— begin —
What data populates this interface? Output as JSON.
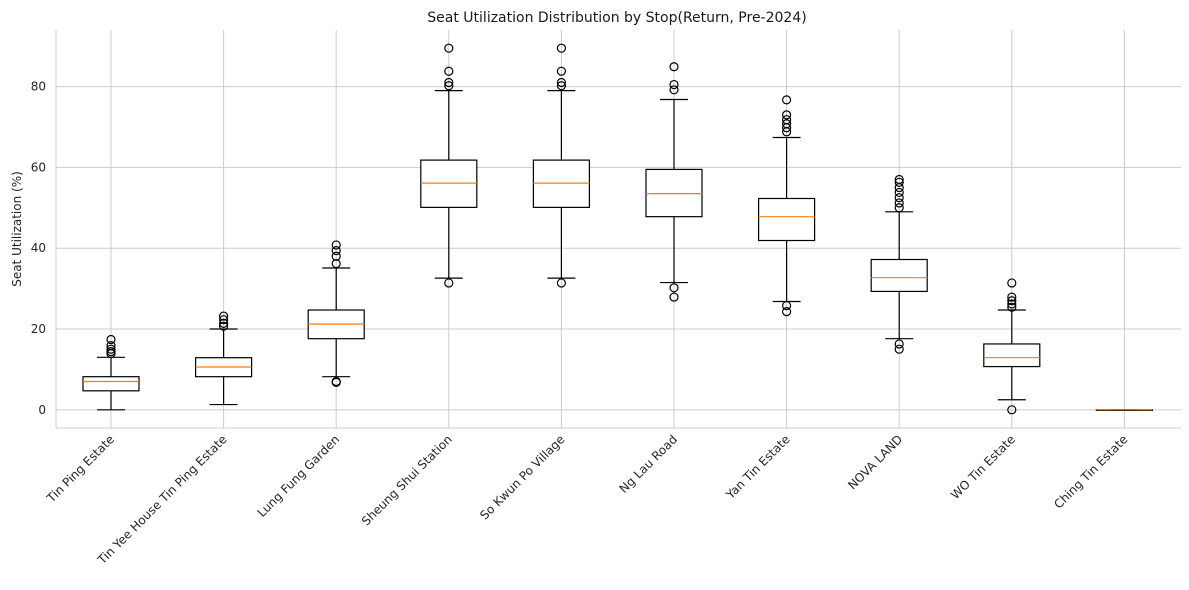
{
  "chart_data": {
    "type": "box",
    "title": "Seat Utilization Distribution by Stop(Return, Pre-2024)",
    "xlabel": "",
    "ylabel": "Seat Utilization (%)",
    "ylim": [
      -4.5,
      94
    ],
    "yticks": [
      0,
      20,
      40,
      60,
      80
    ],
    "grid": true,
    "colors": {
      "box": "#000000",
      "median": "#ff7f0e",
      "grid": "#cccccc"
    },
    "categories": [
      "Tin Ping Estate",
      "Tin Yee House Tin Ping Estate",
      "Lung Fung Garden",
      "Sheung Shui Station",
      "So Kwun Po Village",
      "Ng Lau Road",
      "Yan Tin Estate",
      "NOVA LAND",
      "WO Tin Estate",
      "Ching Tin Estate"
    ],
    "boxes": [
      {
        "whisker_low": 0,
        "q1": 4.7,
        "median": 7.0,
        "q3": 8.2,
        "whisker_high": 13.0,
        "fliers": [
          13.9,
          14.4,
          15.0,
          15.9,
          17.4
        ]
      },
      {
        "whisker_low": 1.3,
        "q1": 8.2,
        "median": 10.6,
        "q3": 12.9,
        "whisker_high": 20.0,
        "fliers": [
          20.7,
          21.4,
          22.3,
          23.2
        ]
      },
      {
        "whisker_low": 8.2,
        "q1": 17.6,
        "median": 21.2,
        "q3": 24.7,
        "whisker_high": 35.1,
        "fliers": [
          6.8,
          7.0,
          36.2,
          38.0,
          39.4,
          40.8
        ]
      },
      {
        "whisker_low": 32.6,
        "q1": 50.1,
        "median": 56.1,
        "q3": 61.8,
        "whisker_high": 79.0,
        "fliers": [
          31.4,
          80.2,
          81.0,
          83.8,
          89.5
        ]
      },
      {
        "whisker_low": 32.6,
        "q1": 50.1,
        "median": 56.1,
        "q3": 61.8,
        "whisker_high": 79.0,
        "fliers": [
          31.4,
          80.2,
          81.0,
          83.8,
          89.5
        ]
      },
      {
        "whisker_low": 31.5,
        "q1": 47.8,
        "median": 53.5,
        "q3": 59.5,
        "whisker_high": 76.8,
        "fliers": [
          27.9,
          30.2,
          79.2,
          80.5,
          84.9
        ]
      },
      {
        "whisker_low": 26.8,
        "q1": 41.9,
        "median": 47.8,
        "q3": 52.3,
        "whisker_high": 67.4,
        "fliers": [
          24.3,
          25.8,
          68.8,
          69.8,
          70.8,
          71.8,
          73.0,
          76.7
        ]
      },
      {
        "whisker_low": 17.6,
        "q1": 29.3,
        "median": 32.7,
        "q3": 37.2,
        "whisker_high": 49.0,
        "fliers": [
          15.0,
          16.3,
          50.0,
          51.2,
          52.5,
          53.8,
          55.0,
          56.3,
          57.0
        ]
      },
      {
        "whisker_low": 2.5,
        "q1": 10.7,
        "median": 12.9,
        "q3": 16.3,
        "whisker_high": 24.7,
        "fliers": [
          0,
          25.4,
          26.2,
          27.0,
          27.9,
          31.4
        ]
      },
      {
        "whisker_low": 0,
        "q1": 0,
        "median": 0,
        "q3": 0,
        "whisker_high": 0,
        "fliers": []
      }
    ]
  }
}
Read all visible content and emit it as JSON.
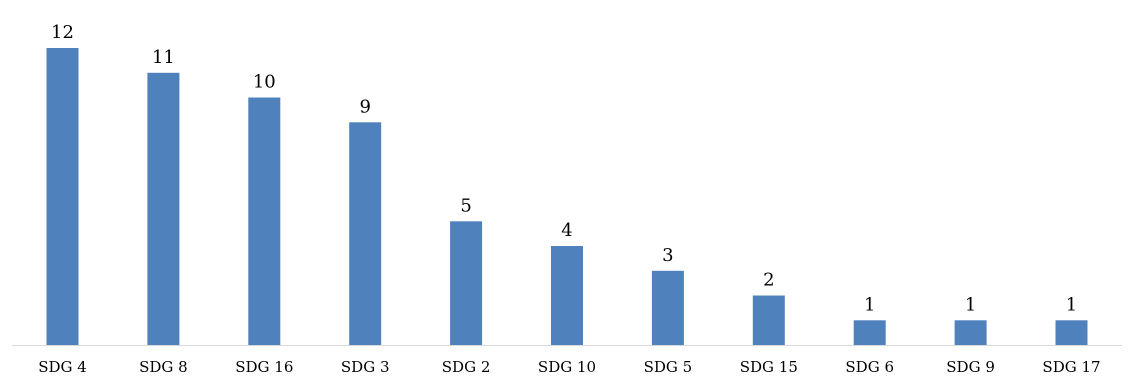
{
  "chart_data": {
    "type": "bar",
    "categories": [
      "SDG 4",
      "SDG 8",
      "SDG 16",
      "SDG 3",
      "SDG 2",
      "SDG 10",
      "SDG 5",
      "SDG 15",
      "SDG 6",
      "SDG 9",
      "SDG 17"
    ],
    "values": [
      12,
      11,
      10,
      9,
      5,
      4,
      3,
      2,
      1,
      1,
      1
    ],
    "title": "",
    "xlabel": "",
    "ylabel": "",
    "ylim": [
      0,
      12
    ],
    "colors": {
      "bar": "#4f81bd",
      "axis": "#d9d9d9"
    },
    "grid": false,
    "legend": "none"
  }
}
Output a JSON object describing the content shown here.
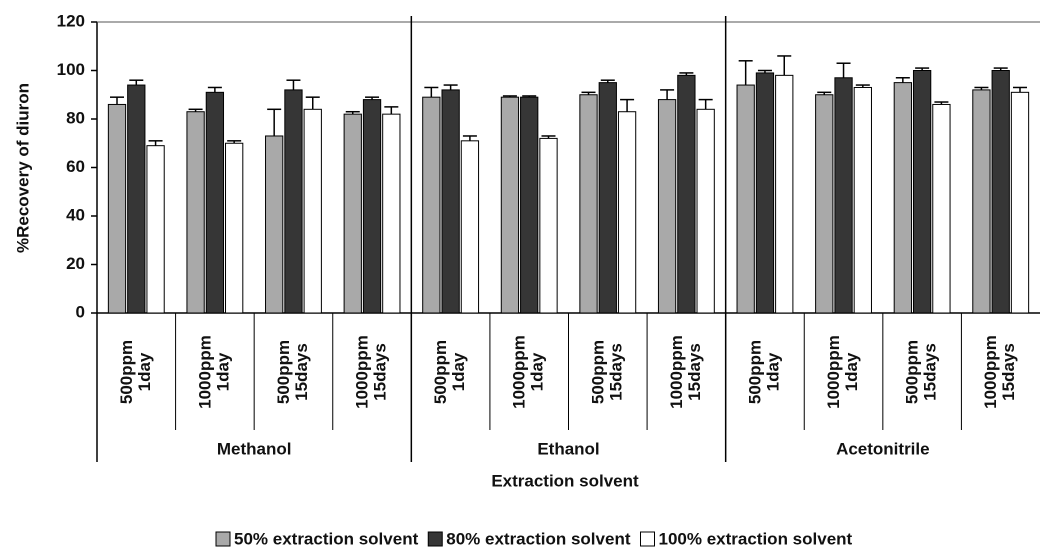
{
  "chart_data": {
    "type": "bar",
    "y_label": "%Recovery of diuron",
    "x_label": "Extraction solvent",
    "ylim": [
      0,
      120
    ],
    "yticks": [
      0,
      20,
      40,
      60,
      80,
      100,
      120
    ],
    "groups": [
      {
        "name": "Methanol",
        "categories": [
          [
            "500ppm",
            "1day"
          ],
          [
            "1000ppm",
            "1day"
          ],
          [
            "500ppm",
            "15days"
          ],
          [
            "1000ppm",
            "15days"
          ]
        ]
      },
      {
        "name": "Ethanol",
        "categories": [
          [
            "500ppm",
            "1day"
          ],
          [
            "1000ppm",
            "1day"
          ],
          [
            "500ppm",
            "15days"
          ],
          [
            "1000ppm",
            "15days"
          ]
        ]
      },
      {
        "name": "Acetonitrile",
        "categories": [
          [
            "500ppm",
            "1day"
          ],
          [
            "1000ppm",
            "1day"
          ],
          [
            "500ppm",
            "15days"
          ],
          [
            "1000ppm",
            "15days"
          ]
        ]
      }
    ],
    "series": [
      {
        "name": "50% extraction solvent",
        "color": "#a9a9a9",
        "values": [
          86,
          83,
          73,
          82,
          89,
          89,
          90,
          88,
          94,
          90,
          95,
          92
        ],
        "errors": [
          3,
          1,
          11,
          1,
          4,
          0.5,
          1,
          4,
          10,
          1,
          2,
          1
        ]
      },
      {
        "name": "80% extraction solvent",
        "color": "#363636",
        "values": [
          94,
          91,
          92,
          88,
          92,
          89,
          95,
          98,
          99,
          97,
          100,
          100
        ],
        "errors": [
          2,
          2,
          4,
          1,
          2,
          0.5,
          1,
          1,
          1,
          6,
          1,
          1
        ]
      },
      {
        "name": "100% extraction solvent",
        "color": "#ffffff",
        "values": [
          69,
          70,
          84,
          82,
          71,
          72,
          83,
          84,
          98,
          93,
          86,
          91
        ],
        "errors": [
          2,
          1,
          5,
          3,
          2,
          1,
          5,
          4,
          8,
          1,
          1,
          2
        ]
      }
    ]
  }
}
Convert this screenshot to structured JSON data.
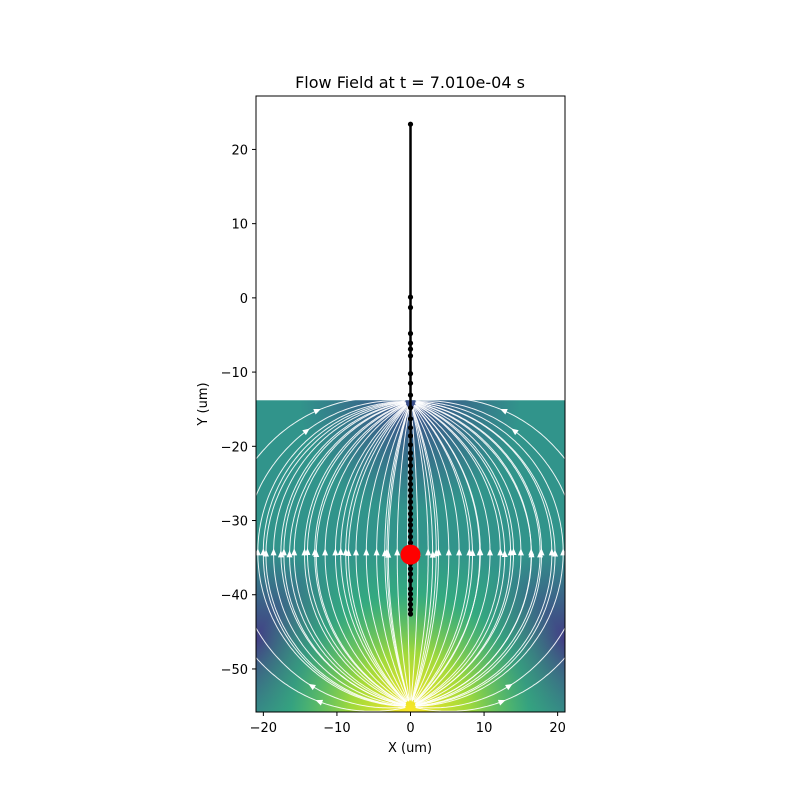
{
  "chart_data": {
    "type": "streamplot",
    "title": "Flow Field at t = 7.010e-04 s",
    "xlabel": "X (um)",
    "ylabel": "Y (um)",
    "xlim": [
      -21,
      21
    ],
    "ylim": [
      -55.8,
      27.2
    ],
    "xticks": [
      -20,
      -10,
      0,
      10,
      20
    ],
    "yticks": [
      20,
      10,
      0,
      -10,
      -20,
      -30,
      -40,
      -50
    ],
    "field": {
      "description_region_y": [
        -55.8,
        -13.8
      ],
      "colormap": "viridis",
      "low_color": "#433e85",
      "high_color": "#fde725",
      "streamline_color": "#ffffff",
      "source_point": [
        0,
        -55
      ],
      "sink_point": [
        0,
        -14
      ]
    },
    "filament": {
      "color": "#000000",
      "x": [
        0,
        0,
        0,
        0,
        0,
        0,
        0,
        0,
        0,
        0,
        0,
        0,
        0,
        0,
        0,
        0,
        0,
        0,
        0,
        0,
        0,
        0,
        0,
        0,
        0,
        0,
        0,
        0,
        0,
        0,
        0,
        0,
        0,
        0,
        0,
        0,
        0,
        0,
        0,
        0,
        0,
        0,
        0,
        0
      ],
      "y": [
        23.4,
        0.1,
        -1.3,
        -4.8,
        -6.1,
        -6.9,
        -7.8,
        -10.2,
        -11.5,
        -13.1,
        -14.8,
        -16.3,
        -17.5,
        -18.6,
        -19.8,
        -20.9,
        -21.7,
        -22.6,
        -23.5,
        -24.3,
        -25.1,
        -25.9,
        -26.7,
        -27.5,
        -28.3,
        -29.1,
        -29.9,
        -30.6,
        -31.4,
        -32.2,
        -33.0,
        -33.7,
        -34.4,
        -35.1,
        -35.8,
        -36.5,
        -37.2,
        -38.1,
        -39.2,
        -39.9,
        -40.6,
        -41.3,
        -42.0,
        -42.6
      ]
    },
    "marker": {
      "x": 0,
      "y": -34.6,
      "color": "#ff0000"
    }
  }
}
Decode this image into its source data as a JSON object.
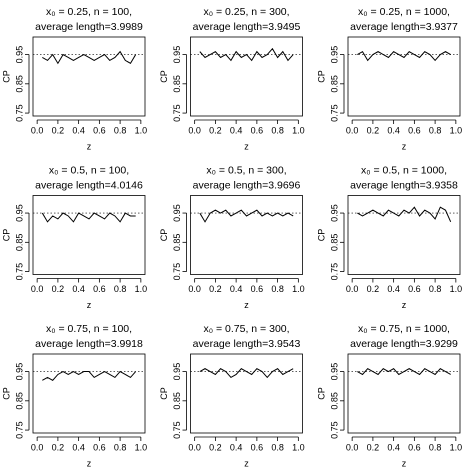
{
  "chart_data": [
    {
      "type": "line",
      "title": "x₀ = 0.25, n = 100,",
      "subtitle": "average length=3.9989",
      "xlabel": "z",
      "ylabel": "CP",
      "xlim": [
        -0.04,
        1.04
      ],
      "ylim": [
        0.74,
        1.01
      ],
      "xticks": [
        {
          "value": 0,
          "label": "0.0"
        },
        0.2,
        0.4,
        0.6,
        0.8,
        {
          "value": 1,
          "label": "1.0"
        }
      ],
      "yticks": [
        0.75,
        0.85,
        0.95
      ],
      "reference_line": 0.95,
      "color": "#000000",
      "x": [
        0.05,
        0.1,
        0.15,
        0.2,
        0.25,
        0.3,
        0.35,
        0.4,
        0.45,
        0.5,
        0.55,
        0.6,
        0.65,
        0.7,
        0.75,
        0.8,
        0.85,
        0.9,
        0.95
      ],
      "values": [
        0.94,
        0.93,
        0.95,
        0.92,
        0.95,
        0.94,
        0.93,
        0.94,
        0.95,
        0.94,
        0.93,
        0.94,
        0.95,
        0.93,
        0.94,
        0.96,
        0.93,
        0.92,
        0.95
      ]
    },
    {
      "type": "line",
      "title": "x₀ = 0.25, n = 300,",
      "subtitle": "average length=3.9495",
      "xlabel": "z",
      "ylabel": "CP",
      "xlim": [
        -0.04,
        1.04
      ],
      "ylim": [
        0.74,
        1.01
      ],
      "xticks": [
        {
          "value": 0,
          "label": "0.0"
        },
        0.2,
        0.4,
        0.6,
        0.8,
        {
          "value": 1,
          "label": "1.0"
        }
      ],
      "yticks": [
        0.75,
        0.85,
        0.95
      ],
      "reference_line": 0.95,
      "color": "#000000",
      "x": [
        0.05,
        0.1,
        0.15,
        0.2,
        0.25,
        0.3,
        0.35,
        0.4,
        0.45,
        0.5,
        0.55,
        0.6,
        0.65,
        0.7,
        0.75,
        0.8,
        0.85,
        0.9,
        0.95
      ],
      "values": [
        0.96,
        0.94,
        0.95,
        0.96,
        0.94,
        0.95,
        0.93,
        0.96,
        0.94,
        0.95,
        0.93,
        0.96,
        0.94,
        0.95,
        0.97,
        0.94,
        0.96,
        0.93,
        0.95
      ]
    },
    {
      "type": "line",
      "title": "x₀ = 0.25, n = 1000,",
      "subtitle": "average length=3.9377",
      "xlabel": "z",
      "ylabel": "CP",
      "xlim": [
        -0.04,
        1.04
      ],
      "ylim": [
        0.74,
        1.01
      ],
      "xticks": [
        {
          "value": 0,
          "label": "0.0"
        },
        0.2,
        0.4,
        0.6,
        0.8,
        {
          "value": 1,
          "label": "1.0"
        }
      ],
      "yticks": [
        0.75,
        0.85,
        0.95
      ],
      "reference_line": 0.95,
      "color": "#000000",
      "x": [
        0.05,
        0.1,
        0.15,
        0.2,
        0.25,
        0.3,
        0.35,
        0.4,
        0.45,
        0.5,
        0.55,
        0.6,
        0.65,
        0.7,
        0.75,
        0.8,
        0.85,
        0.9,
        0.95
      ],
      "values": [
        0.95,
        0.96,
        0.93,
        0.95,
        0.96,
        0.95,
        0.94,
        0.96,
        0.95,
        0.94,
        0.96,
        0.95,
        0.94,
        0.96,
        0.95,
        0.93,
        0.95,
        0.96,
        0.95
      ]
    },
    {
      "type": "line",
      "title": "x₀ = 0.5, n = 100,",
      "subtitle": "average length=4.0146",
      "xlabel": "z",
      "ylabel": "CP",
      "xlim": [
        -0.04,
        1.04
      ],
      "ylim": [
        0.74,
        1.01
      ],
      "xticks": [
        {
          "value": 0,
          "label": "0.0"
        },
        0.2,
        0.4,
        0.6,
        0.8,
        {
          "value": 1,
          "label": "1.0"
        }
      ],
      "yticks": [
        0.75,
        0.85,
        0.95
      ],
      "reference_line": 0.95,
      "color": "#000000",
      "x": [
        0.05,
        0.1,
        0.15,
        0.2,
        0.25,
        0.3,
        0.35,
        0.4,
        0.45,
        0.5,
        0.55,
        0.6,
        0.65,
        0.7,
        0.75,
        0.8,
        0.85,
        0.9,
        0.95
      ],
      "values": [
        0.95,
        0.92,
        0.94,
        0.93,
        0.95,
        0.94,
        0.92,
        0.95,
        0.94,
        0.93,
        0.95,
        0.94,
        0.93,
        0.95,
        0.94,
        0.92,
        0.95,
        0.94,
        0.94
      ]
    },
    {
      "type": "line",
      "title": "x₀ = 0.5, n = 300,",
      "subtitle": "average length=3.9696",
      "xlabel": "z",
      "ylabel": "CP",
      "xlim": [
        -0.04,
        1.04
      ],
      "ylim": [
        0.74,
        1.01
      ],
      "xticks": [
        {
          "value": 0,
          "label": "0.0"
        },
        0.2,
        0.4,
        0.6,
        0.8,
        {
          "value": 1,
          "label": "1.0"
        }
      ],
      "yticks": [
        0.75,
        0.85,
        0.95
      ],
      "reference_line": 0.95,
      "color": "#000000",
      "x": [
        0.05,
        0.1,
        0.15,
        0.2,
        0.25,
        0.3,
        0.35,
        0.4,
        0.45,
        0.5,
        0.55,
        0.6,
        0.65,
        0.7,
        0.75,
        0.8,
        0.85,
        0.9,
        0.95
      ],
      "values": [
        0.95,
        0.92,
        0.95,
        0.96,
        0.95,
        0.96,
        0.94,
        0.95,
        0.96,
        0.94,
        0.95,
        0.96,
        0.94,
        0.95,
        0.94,
        0.95,
        0.94,
        0.95,
        0.94
      ]
    },
    {
      "type": "line",
      "title": "x₀ = 0.5, n = 1000,",
      "subtitle": "average length=3.9358",
      "xlabel": "z",
      "ylabel": "CP",
      "xlim": [
        -0.04,
        1.04
      ],
      "ylim": [
        0.74,
        1.01
      ],
      "xticks": [
        {
          "value": 0,
          "label": "0.0"
        },
        0.2,
        0.4,
        0.6,
        0.8,
        {
          "value": 1,
          "label": "1.0"
        }
      ],
      "yticks": [
        0.75,
        0.85,
        0.95
      ],
      "reference_line": 0.95,
      "color": "#000000",
      "x": [
        0.05,
        0.1,
        0.15,
        0.2,
        0.25,
        0.3,
        0.35,
        0.4,
        0.45,
        0.5,
        0.55,
        0.6,
        0.65,
        0.7,
        0.75,
        0.8,
        0.85,
        0.9,
        0.95
      ],
      "values": [
        0.95,
        0.94,
        0.95,
        0.96,
        0.95,
        0.94,
        0.96,
        0.95,
        0.94,
        0.96,
        0.95,
        0.97,
        0.94,
        0.96,
        0.95,
        0.93,
        0.97,
        0.96,
        0.92
      ]
    },
    {
      "type": "line",
      "title": "x₀ = 0.75, n = 100,",
      "subtitle": "average length=3.9918",
      "xlabel": "z",
      "ylabel": "CP",
      "xlim": [
        -0.04,
        1.04
      ],
      "ylim": [
        0.74,
        1.01
      ],
      "xticks": [
        {
          "value": 0,
          "label": "0.0"
        },
        0.2,
        0.4,
        0.6,
        0.8,
        {
          "value": 1,
          "label": "1.0"
        }
      ],
      "yticks": [
        0.75,
        0.85,
        0.95
      ],
      "reference_line": 0.95,
      "color": "#000000",
      "x": [
        0.05,
        0.1,
        0.15,
        0.2,
        0.25,
        0.3,
        0.35,
        0.4,
        0.45,
        0.5,
        0.55,
        0.6,
        0.65,
        0.7,
        0.75,
        0.8,
        0.85,
        0.9,
        0.95
      ],
      "values": [
        0.92,
        0.93,
        0.92,
        0.94,
        0.95,
        0.94,
        0.95,
        0.94,
        0.95,
        0.95,
        0.93,
        0.94,
        0.95,
        0.94,
        0.93,
        0.95,
        0.94,
        0.93,
        0.95
      ]
    },
    {
      "type": "line",
      "title": "x₀ = 0.75, n = 300,",
      "subtitle": "average length=3.9543",
      "xlabel": "z",
      "ylabel": "CP",
      "xlim": [
        -0.04,
        1.04
      ],
      "ylim": [
        0.74,
        1.01
      ],
      "xticks": [
        {
          "value": 0,
          "label": "0.0"
        },
        0.2,
        0.4,
        0.6,
        0.8,
        {
          "value": 1,
          "label": "1.0"
        }
      ],
      "yticks": [
        0.75,
        0.85,
        0.95
      ],
      "reference_line": 0.95,
      "color": "#000000",
      "x": [
        0.05,
        0.1,
        0.15,
        0.2,
        0.25,
        0.3,
        0.35,
        0.4,
        0.45,
        0.5,
        0.55,
        0.6,
        0.65,
        0.7,
        0.75,
        0.8,
        0.85,
        0.9,
        0.95
      ],
      "values": [
        0.95,
        0.96,
        0.95,
        0.94,
        0.96,
        0.95,
        0.93,
        0.94,
        0.96,
        0.95,
        0.94,
        0.96,
        0.95,
        0.93,
        0.95,
        0.96,
        0.94,
        0.95,
        0.96
      ]
    },
    {
      "type": "line",
      "title": "x₀ = 0.75, n = 1000,",
      "subtitle": "average length=3.9299",
      "xlabel": "z",
      "ylabel": "CP",
      "xlim": [
        -0.04,
        1.04
      ],
      "ylim": [
        0.74,
        1.01
      ],
      "xticks": [
        {
          "value": 0,
          "label": "0.0"
        },
        0.2,
        0.4,
        0.6,
        0.8,
        {
          "value": 1,
          "label": "1.0"
        }
      ],
      "yticks": [
        0.75,
        0.85,
        0.95
      ],
      "reference_line": 0.95,
      "color": "#000000",
      "x": [
        0.05,
        0.1,
        0.15,
        0.2,
        0.25,
        0.3,
        0.35,
        0.4,
        0.45,
        0.5,
        0.55,
        0.6,
        0.65,
        0.7,
        0.75,
        0.8,
        0.85,
        0.9,
        0.95
      ],
      "values": [
        0.95,
        0.94,
        0.96,
        0.95,
        0.94,
        0.96,
        0.95,
        0.96,
        0.94,
        0.95,
        0.96,
        0.95,
        0.94,
        0.96,
        0.95,
        0.94,
        0.96,
        0.95,
        0.94
      ]
    }
  ]
}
— end —
Identify each line in the entries with the word "this" and copy it.

What data populates this interface? Output as JSON.
Convert this screenshot to structured JSON data.
Decode this image into its source data as a JSON object.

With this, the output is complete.